Part of a data file

━━━━━━━━━━━━━━━━━━━━

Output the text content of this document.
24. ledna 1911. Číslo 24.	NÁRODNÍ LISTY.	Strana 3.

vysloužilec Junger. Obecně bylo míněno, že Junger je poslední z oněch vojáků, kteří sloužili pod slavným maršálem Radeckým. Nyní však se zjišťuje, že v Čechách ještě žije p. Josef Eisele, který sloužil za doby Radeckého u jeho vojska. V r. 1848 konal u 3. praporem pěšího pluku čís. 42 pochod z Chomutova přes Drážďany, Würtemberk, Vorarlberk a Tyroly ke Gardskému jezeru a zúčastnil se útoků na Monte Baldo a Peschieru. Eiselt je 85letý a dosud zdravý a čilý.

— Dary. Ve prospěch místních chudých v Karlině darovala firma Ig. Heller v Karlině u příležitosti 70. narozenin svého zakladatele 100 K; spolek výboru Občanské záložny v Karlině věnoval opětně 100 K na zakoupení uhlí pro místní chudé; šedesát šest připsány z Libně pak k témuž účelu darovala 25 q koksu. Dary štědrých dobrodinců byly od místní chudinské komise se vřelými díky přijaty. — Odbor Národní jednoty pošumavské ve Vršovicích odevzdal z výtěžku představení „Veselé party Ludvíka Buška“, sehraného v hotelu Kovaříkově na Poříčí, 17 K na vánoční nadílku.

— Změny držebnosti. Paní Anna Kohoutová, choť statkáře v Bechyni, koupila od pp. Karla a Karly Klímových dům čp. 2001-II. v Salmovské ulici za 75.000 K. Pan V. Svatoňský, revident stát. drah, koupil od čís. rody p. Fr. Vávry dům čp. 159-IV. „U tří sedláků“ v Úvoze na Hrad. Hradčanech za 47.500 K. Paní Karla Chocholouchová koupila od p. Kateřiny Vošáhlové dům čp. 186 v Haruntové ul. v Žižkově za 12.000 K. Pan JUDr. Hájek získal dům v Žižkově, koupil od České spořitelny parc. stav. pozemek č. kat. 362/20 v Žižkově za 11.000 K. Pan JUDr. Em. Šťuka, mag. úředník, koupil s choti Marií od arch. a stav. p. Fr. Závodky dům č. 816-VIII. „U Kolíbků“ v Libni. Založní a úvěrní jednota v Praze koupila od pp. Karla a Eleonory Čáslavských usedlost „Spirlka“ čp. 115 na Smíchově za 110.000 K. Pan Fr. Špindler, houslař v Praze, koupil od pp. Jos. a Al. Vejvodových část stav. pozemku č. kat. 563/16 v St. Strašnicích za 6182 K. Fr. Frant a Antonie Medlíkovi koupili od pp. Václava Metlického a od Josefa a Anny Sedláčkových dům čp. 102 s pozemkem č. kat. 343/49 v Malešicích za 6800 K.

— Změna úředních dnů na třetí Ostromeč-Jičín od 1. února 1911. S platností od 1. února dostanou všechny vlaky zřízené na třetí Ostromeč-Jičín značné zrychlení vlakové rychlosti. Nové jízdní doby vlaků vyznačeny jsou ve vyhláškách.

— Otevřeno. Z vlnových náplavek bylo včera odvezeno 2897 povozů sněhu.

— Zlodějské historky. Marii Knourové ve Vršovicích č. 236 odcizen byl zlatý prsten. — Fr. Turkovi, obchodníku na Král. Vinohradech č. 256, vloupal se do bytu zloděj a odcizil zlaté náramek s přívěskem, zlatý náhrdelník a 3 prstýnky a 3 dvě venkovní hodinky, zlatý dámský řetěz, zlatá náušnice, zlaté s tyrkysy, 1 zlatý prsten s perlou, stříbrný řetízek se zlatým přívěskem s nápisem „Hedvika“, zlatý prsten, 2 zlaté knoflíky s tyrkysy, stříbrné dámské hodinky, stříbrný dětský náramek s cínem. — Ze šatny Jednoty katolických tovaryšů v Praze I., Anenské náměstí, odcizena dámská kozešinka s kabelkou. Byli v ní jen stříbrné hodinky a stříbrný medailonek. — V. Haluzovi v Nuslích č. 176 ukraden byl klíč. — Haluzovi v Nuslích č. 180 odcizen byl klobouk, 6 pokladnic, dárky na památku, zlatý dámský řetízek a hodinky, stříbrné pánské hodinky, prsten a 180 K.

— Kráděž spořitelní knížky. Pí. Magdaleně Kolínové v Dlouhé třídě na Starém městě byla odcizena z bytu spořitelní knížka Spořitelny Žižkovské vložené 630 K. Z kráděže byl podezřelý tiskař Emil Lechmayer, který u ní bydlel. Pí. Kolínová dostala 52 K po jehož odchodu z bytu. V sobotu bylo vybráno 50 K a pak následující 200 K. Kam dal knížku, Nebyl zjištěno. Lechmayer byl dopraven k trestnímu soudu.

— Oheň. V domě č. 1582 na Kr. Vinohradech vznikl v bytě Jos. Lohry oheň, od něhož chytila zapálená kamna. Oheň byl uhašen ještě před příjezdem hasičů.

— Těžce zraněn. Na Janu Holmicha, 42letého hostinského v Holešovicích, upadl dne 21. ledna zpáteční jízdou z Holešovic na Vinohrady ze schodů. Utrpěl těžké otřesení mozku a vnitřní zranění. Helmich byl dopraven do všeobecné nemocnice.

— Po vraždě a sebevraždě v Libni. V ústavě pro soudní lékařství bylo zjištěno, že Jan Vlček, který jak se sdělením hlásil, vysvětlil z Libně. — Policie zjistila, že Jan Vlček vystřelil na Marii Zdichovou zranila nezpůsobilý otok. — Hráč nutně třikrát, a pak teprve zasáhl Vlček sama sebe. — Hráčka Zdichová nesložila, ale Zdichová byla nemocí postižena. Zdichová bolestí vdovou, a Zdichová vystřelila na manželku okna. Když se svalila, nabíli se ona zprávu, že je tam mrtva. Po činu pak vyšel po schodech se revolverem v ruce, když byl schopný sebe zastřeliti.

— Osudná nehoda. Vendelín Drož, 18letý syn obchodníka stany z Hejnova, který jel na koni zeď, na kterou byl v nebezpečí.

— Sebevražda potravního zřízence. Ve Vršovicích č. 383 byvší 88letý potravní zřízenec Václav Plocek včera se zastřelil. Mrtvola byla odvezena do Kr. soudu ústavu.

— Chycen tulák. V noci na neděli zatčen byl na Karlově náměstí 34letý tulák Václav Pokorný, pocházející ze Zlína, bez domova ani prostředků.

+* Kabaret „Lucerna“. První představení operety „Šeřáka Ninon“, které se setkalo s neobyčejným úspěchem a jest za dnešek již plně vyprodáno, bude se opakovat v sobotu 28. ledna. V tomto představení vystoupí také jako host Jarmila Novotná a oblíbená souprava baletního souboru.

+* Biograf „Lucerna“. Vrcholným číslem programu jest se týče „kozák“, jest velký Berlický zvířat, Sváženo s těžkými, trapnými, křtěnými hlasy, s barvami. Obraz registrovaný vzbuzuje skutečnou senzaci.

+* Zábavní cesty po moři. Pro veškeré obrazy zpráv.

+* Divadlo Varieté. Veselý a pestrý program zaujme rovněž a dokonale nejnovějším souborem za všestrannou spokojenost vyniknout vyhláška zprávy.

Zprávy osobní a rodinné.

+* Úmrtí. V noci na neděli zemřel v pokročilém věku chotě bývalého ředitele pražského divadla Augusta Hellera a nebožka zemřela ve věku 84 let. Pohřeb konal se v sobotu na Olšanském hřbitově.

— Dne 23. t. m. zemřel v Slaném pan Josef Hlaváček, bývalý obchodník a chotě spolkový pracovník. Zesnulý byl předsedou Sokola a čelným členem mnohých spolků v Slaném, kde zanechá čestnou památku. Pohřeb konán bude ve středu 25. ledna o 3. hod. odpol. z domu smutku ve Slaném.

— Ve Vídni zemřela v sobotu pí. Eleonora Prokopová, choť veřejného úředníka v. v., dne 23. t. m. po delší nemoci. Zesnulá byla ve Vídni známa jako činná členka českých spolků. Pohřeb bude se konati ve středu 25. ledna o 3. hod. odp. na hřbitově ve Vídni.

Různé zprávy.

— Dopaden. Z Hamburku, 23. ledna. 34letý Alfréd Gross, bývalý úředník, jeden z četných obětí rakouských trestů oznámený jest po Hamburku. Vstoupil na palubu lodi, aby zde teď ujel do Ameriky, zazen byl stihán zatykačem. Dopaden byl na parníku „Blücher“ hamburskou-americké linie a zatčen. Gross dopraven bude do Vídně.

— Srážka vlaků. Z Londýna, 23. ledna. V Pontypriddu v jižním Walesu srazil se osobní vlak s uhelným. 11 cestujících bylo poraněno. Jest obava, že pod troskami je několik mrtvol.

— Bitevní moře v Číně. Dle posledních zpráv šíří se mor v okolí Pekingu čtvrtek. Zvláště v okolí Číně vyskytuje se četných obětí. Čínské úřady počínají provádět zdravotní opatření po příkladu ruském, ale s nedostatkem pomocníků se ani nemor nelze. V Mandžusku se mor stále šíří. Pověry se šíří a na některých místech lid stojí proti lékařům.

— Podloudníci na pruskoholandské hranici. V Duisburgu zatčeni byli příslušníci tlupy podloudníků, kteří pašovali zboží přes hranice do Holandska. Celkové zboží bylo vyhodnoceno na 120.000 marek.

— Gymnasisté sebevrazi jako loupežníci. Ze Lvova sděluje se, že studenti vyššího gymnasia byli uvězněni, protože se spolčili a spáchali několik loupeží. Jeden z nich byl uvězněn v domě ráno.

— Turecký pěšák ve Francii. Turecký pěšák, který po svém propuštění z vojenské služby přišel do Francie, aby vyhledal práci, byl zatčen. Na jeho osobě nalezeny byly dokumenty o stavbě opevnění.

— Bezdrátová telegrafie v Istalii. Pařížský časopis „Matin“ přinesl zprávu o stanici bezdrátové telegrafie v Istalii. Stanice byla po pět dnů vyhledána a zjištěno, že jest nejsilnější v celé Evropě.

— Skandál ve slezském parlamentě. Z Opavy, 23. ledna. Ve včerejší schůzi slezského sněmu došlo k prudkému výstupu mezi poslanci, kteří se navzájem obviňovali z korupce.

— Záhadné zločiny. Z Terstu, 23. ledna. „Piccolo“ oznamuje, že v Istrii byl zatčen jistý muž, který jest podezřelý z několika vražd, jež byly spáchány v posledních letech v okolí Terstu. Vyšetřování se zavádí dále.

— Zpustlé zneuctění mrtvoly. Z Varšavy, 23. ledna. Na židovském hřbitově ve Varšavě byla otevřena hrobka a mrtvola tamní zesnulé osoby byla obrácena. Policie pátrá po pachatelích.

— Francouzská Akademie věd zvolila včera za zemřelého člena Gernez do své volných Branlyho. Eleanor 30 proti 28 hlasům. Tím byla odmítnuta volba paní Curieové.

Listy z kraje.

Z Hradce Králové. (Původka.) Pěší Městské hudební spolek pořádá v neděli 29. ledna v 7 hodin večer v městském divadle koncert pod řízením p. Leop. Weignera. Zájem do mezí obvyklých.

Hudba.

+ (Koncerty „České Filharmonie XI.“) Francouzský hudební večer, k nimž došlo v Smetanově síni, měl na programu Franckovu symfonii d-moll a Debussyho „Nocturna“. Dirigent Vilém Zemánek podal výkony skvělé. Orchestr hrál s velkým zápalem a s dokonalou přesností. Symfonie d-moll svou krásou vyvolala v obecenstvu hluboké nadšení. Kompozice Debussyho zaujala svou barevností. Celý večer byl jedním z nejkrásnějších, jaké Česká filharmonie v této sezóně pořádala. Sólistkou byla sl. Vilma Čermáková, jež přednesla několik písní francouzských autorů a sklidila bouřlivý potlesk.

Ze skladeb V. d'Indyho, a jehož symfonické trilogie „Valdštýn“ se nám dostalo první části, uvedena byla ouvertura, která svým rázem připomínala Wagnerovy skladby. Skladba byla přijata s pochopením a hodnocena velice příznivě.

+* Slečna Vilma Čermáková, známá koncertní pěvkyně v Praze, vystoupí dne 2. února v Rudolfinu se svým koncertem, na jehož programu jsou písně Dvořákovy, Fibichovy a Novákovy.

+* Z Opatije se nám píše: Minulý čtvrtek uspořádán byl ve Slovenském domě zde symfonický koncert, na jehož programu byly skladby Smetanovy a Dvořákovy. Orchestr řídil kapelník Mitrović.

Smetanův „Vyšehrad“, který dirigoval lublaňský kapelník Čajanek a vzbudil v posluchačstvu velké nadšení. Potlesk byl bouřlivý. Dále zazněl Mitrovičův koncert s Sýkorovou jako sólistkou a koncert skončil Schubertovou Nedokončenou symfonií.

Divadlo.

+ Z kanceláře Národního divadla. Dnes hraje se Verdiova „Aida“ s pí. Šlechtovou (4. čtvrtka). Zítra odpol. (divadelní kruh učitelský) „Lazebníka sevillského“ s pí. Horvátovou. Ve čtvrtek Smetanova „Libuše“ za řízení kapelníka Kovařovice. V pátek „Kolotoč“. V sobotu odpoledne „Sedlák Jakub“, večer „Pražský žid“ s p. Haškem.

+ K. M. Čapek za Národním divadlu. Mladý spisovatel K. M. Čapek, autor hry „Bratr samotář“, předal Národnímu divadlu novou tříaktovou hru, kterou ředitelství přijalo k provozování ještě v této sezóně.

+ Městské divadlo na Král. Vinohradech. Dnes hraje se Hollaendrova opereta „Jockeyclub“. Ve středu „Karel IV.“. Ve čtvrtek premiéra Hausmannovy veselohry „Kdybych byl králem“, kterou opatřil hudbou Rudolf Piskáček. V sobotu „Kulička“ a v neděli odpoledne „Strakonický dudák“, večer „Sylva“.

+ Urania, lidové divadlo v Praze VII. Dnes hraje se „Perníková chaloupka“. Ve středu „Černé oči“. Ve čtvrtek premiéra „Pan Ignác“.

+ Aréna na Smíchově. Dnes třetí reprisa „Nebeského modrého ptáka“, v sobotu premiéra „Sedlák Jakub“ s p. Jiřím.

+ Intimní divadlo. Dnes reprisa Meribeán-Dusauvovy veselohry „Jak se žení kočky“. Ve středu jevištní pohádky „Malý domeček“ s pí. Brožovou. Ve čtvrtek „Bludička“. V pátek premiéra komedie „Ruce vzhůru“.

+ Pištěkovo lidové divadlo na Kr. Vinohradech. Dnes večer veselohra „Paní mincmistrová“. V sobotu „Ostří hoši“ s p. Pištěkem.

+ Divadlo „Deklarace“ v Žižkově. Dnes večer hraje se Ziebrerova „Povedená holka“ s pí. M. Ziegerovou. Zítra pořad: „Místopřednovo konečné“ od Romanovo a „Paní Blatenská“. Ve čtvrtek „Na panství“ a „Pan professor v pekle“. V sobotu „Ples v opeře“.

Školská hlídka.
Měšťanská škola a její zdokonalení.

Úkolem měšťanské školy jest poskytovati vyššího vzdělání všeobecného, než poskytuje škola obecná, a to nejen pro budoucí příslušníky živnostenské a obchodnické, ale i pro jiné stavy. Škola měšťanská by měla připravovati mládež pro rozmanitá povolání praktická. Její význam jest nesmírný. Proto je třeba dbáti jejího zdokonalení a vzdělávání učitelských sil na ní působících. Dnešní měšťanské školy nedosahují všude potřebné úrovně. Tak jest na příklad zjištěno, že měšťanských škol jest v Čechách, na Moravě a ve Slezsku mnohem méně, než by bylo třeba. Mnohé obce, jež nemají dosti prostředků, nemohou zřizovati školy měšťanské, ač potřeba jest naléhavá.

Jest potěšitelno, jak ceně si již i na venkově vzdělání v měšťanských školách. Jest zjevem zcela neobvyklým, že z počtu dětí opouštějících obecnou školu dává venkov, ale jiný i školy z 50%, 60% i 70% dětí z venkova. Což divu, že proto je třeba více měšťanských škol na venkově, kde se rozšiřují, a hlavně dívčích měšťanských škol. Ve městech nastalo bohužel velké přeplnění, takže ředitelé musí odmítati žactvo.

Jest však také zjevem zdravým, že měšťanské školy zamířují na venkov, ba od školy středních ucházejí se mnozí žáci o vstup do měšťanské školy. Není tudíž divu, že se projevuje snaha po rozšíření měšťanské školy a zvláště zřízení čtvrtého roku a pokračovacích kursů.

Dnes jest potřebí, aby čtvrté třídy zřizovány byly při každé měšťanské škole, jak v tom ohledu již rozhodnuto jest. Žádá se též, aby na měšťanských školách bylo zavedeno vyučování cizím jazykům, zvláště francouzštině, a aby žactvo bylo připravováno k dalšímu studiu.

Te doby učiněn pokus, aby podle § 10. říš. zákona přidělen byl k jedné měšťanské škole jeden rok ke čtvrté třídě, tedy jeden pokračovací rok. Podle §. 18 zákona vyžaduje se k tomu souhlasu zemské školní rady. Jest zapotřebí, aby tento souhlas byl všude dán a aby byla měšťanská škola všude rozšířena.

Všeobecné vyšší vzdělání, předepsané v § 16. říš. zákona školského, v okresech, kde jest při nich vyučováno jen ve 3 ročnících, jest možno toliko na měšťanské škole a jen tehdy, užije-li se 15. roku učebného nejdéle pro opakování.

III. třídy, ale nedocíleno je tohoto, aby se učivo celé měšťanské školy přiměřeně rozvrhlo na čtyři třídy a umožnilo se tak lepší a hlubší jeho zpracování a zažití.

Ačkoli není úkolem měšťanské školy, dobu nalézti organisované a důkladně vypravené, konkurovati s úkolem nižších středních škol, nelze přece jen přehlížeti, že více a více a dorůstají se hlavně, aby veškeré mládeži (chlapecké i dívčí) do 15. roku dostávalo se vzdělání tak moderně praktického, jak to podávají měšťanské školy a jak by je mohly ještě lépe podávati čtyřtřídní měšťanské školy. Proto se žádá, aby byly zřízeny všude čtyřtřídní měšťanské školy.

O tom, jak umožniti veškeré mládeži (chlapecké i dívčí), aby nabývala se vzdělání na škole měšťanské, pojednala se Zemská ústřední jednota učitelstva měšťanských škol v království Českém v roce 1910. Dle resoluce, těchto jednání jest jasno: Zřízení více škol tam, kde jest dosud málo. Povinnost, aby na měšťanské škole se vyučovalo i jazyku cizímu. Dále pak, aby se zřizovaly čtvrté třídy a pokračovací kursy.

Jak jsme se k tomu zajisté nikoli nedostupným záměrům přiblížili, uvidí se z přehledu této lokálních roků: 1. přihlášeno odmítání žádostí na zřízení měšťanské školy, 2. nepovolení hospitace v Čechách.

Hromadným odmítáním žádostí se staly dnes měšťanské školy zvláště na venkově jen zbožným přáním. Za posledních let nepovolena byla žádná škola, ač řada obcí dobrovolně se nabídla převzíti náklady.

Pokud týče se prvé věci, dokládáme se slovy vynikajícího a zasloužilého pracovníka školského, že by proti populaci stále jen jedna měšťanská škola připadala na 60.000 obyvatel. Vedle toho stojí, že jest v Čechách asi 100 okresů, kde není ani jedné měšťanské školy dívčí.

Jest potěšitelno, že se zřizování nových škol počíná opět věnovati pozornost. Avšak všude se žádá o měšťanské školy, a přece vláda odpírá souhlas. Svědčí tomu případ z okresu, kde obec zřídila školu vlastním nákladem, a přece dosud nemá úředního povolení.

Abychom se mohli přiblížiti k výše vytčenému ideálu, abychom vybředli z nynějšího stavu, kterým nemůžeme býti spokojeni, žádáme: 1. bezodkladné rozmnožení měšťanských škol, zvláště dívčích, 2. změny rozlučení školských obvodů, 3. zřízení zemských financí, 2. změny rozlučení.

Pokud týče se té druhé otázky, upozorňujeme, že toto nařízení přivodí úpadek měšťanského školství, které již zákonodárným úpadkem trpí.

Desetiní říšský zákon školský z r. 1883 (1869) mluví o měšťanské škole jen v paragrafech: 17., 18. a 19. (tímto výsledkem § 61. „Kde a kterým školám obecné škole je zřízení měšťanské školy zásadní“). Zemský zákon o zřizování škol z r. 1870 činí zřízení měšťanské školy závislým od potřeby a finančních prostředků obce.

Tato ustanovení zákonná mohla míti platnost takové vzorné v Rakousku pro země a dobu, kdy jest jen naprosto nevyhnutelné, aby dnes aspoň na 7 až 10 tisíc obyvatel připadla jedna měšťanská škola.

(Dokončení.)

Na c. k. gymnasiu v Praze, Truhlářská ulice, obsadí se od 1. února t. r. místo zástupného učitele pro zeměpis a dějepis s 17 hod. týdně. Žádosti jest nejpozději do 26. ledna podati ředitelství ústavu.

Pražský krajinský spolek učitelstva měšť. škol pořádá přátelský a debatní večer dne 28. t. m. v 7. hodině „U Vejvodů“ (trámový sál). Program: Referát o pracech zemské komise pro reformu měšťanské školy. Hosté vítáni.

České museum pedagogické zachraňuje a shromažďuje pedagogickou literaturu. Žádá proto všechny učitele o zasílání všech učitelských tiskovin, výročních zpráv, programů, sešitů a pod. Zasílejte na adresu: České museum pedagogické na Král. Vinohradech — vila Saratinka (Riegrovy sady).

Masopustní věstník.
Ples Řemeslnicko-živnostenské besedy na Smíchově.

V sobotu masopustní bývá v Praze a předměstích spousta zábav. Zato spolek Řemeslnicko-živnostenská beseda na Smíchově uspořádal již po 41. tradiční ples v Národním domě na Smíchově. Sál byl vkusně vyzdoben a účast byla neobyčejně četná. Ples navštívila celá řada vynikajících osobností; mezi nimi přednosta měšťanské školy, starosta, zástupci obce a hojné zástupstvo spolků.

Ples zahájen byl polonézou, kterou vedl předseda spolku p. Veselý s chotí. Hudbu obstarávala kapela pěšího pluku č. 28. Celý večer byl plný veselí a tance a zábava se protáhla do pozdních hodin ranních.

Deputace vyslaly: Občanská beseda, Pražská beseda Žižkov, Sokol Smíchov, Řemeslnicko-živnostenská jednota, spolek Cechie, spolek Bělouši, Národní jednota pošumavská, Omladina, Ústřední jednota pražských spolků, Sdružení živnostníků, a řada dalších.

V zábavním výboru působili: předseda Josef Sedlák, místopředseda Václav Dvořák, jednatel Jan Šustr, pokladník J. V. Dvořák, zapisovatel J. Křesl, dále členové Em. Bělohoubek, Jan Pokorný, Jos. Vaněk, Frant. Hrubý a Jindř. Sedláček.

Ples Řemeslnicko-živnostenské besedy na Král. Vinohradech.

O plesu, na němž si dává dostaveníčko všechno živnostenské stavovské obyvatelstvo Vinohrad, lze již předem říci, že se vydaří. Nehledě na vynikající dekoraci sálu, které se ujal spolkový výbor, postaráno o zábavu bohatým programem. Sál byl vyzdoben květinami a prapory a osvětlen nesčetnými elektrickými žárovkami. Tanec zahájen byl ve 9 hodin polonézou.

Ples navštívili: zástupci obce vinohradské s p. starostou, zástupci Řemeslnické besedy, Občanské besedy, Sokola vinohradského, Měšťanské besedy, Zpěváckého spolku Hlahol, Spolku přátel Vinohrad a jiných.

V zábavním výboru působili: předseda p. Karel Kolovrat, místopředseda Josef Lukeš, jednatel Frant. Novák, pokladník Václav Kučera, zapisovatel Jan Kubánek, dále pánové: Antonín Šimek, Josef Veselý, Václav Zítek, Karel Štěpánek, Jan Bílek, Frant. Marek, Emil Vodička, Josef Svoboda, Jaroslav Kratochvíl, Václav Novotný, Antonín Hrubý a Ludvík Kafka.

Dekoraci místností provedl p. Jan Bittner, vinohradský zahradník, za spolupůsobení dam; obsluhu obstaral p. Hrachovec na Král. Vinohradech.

━━━━━━━━━━━━━━━━━━━━

From the listing above, copy all lines holding the word "zjevem".

Jest potěšitelno, jak ceně si již i na venkově vzdělání v měšťanských školách. Jest zjevem zcela neobvyklým, že z počtu dětí opouštějících obecnou školu dává venkov, ale jiný i školy z 50%, 60% i 70% dětí z venkova. Což divu, že proto je třeba více měšťanských škol na venkově, kde se rozšiřují, a hlavně dívčích měšťanských škol. Ve městech nastalo bohužel velké přeplnění, takže ředitelé musí odmítati žactvo.
Jest však také zjevem zdravým, že měšťanské školy zamířují na venkov, ba od školy středních ucházejí se mnozí žáci o vstup do měšťanské školy. Není tudíž divu, že se projevuje snaha po rozšíření měšťanské školy a zvláště zřízení čtvrtého roku a pokračovacích kursů.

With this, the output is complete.